Problem description = Print the listing below exactly.
--- Begin ---
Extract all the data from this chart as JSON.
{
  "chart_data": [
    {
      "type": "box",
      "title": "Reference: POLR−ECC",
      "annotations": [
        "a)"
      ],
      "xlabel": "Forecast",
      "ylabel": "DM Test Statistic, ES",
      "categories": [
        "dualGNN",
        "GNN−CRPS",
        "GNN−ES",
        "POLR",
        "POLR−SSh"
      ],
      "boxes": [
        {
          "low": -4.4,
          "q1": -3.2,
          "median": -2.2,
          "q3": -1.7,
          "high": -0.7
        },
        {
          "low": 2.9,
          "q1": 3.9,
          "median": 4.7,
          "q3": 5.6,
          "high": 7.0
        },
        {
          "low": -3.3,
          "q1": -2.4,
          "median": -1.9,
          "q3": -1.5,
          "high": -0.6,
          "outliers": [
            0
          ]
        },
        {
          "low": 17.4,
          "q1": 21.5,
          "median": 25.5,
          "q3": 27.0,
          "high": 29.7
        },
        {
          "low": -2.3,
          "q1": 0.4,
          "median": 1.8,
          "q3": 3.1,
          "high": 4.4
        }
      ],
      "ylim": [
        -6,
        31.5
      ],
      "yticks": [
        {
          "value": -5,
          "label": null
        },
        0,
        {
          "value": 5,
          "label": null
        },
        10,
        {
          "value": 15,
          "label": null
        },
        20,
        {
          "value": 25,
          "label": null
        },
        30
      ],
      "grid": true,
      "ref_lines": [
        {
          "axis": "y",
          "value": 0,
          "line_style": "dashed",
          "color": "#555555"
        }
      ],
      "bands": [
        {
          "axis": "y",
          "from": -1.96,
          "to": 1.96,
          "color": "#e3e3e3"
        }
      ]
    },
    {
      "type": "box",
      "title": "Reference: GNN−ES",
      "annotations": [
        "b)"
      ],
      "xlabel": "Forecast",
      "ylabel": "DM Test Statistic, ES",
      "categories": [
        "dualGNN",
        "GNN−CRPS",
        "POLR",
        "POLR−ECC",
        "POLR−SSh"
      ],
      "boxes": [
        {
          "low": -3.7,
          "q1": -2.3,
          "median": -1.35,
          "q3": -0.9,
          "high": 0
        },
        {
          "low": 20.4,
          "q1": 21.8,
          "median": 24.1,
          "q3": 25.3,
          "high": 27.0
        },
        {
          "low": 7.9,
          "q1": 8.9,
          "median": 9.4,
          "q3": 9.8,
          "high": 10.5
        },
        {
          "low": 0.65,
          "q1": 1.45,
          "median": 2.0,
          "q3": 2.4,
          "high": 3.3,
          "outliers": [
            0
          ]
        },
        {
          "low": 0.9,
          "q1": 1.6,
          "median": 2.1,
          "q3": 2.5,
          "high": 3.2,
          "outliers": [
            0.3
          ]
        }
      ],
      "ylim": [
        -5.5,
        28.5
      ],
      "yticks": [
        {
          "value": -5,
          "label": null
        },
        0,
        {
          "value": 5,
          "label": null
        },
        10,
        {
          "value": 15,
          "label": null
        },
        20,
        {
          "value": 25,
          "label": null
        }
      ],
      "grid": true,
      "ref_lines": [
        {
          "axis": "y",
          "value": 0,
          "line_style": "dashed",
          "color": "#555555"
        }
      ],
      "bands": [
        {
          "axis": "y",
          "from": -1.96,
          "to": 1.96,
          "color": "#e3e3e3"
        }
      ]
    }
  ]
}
--- End ---
Task output =
Extract all the data from this chart as JSON.
{
  "chart_data": [
    {
      "type": "box",
      "title": "Reference: POLR−ECC",
      "annotations": [
        "a)"
      ],
      "xlabel": "Forecast",
      "ylabel": "DM Test Statistic, ES",
      "categories": [
        "dualGNN",
        "GNN−CRPS",
        "GNN−ES",
        "POLR",
        "POLR−SSh"
      ],
      "boxes": [
        {
          "low": -4.4,
          "q1": -3.2,
          "median": -2.2,
          "q3": -1.7,
          "high": -0.7
        },
        {
          "low": 2.9,
          "q1": 3.9,
          "median": 4.7,
          "q3": 5.6,
          "high": 7.0
        },
        {
          "low": -3.3,
          "q1": -2.4,
          "median": -1.9,
          "q3": -1.5,
          "high": -0.6,
          "outliers": [
            0
          ]
        },
        {
          "low": 17.4,
          "q1": 21.5,
          "median": 25.5,
          "q3": 27.0,
          "high": 29.7
        },
        {
          "low": -2.3,
          "q1": 0.4,
          "median": 1.8,
          "q3": 3.1,
          "high": 4.4
        }
      ],
      "ylim": [
        -6,
        31.5
      ],
      "yticks": [
        {
          "value": -5,
          "label": null
        },
        0,
        {
          "value": 5,
          "label": null
        },
        10,
        {
          "value": 15,
          "label": null
        },
        20,
        {
          "value": 25,
          "label": null
        },
        30
      ],
      "grid": true,
      "ref_lines": [
        {
          "axis": "y",
          "value": 0,
          "line_style": "dashed",
          "color": "#555555"
        }
      ],
      "bands": [
        {
          "axis": "y",
          "from": -1.96,
          "to": 1.96,
          "color": "#e3e3e3"
        }
      ]
    },
    {
      "type": "box",
      "title": "Reference: GNN−ES",
      "annotations": [
        "b)"
      ],
      "xlabel": "Forecast",
      "ylabel": "DM Test Statistic, ES",
      "categories": [
        "dualGNN",
        "GNN−CRPS",
        "POLR",
        "POLR−ECC",
        "POLR−SSh"
      ],
      "boxes": [
        {
          "low": -3.7,
          "q1": -2.3,
          "median": -1.35,
          "q3": -0.9,
          "high": 0
        },
        {
          "low": 20.4,
          "q1": 21.8,
          "median": 24.1,
          "q3": 25.3,
          "high": 27.0
        },
        {
          "low": 7.9,
          "q1": 8.9,
          "median": 9.4,
          "q3": 9.8,
          "high": 10.5
        },
        {
          "low": 0.65,
          "q1": 1.45,
          "median": 2.0,
          "q3": 2.4,
          "high": 3.3,
          "outliers": [
            0
          ]
        },
        {
          "low": 0.9,
          "q1": 1.6,
          "median": 2.1,
          "q3": 2.5,
          "high": 3.2,
          "outliers": [
            0.3
          ]
        }
      ],
      "ylim": [
        -5.5,
        28.5
      ],
      "yticks": [
        {
          "value": -5,
          "label": null
        },
        0,
        {
          "value": 5,
          "label": null
        },
        10,
        {
          "value": 15,
          "label": null
        },
        20,
        {
          "value": 25,
          "label": null
        }
      ],
      "grid": true,
      "ref_lines": [
        {
          "axis": "y",
          "value": 0,
          "line_style": "dashed",
          "color": "#555555"
        }
      ],
      "bands": [
        {
          "axis": "y",
          "from": -1.96,
          "to": 1.96,
          "color": "#e3e3e3"
        }
      ]
    }
  ]
}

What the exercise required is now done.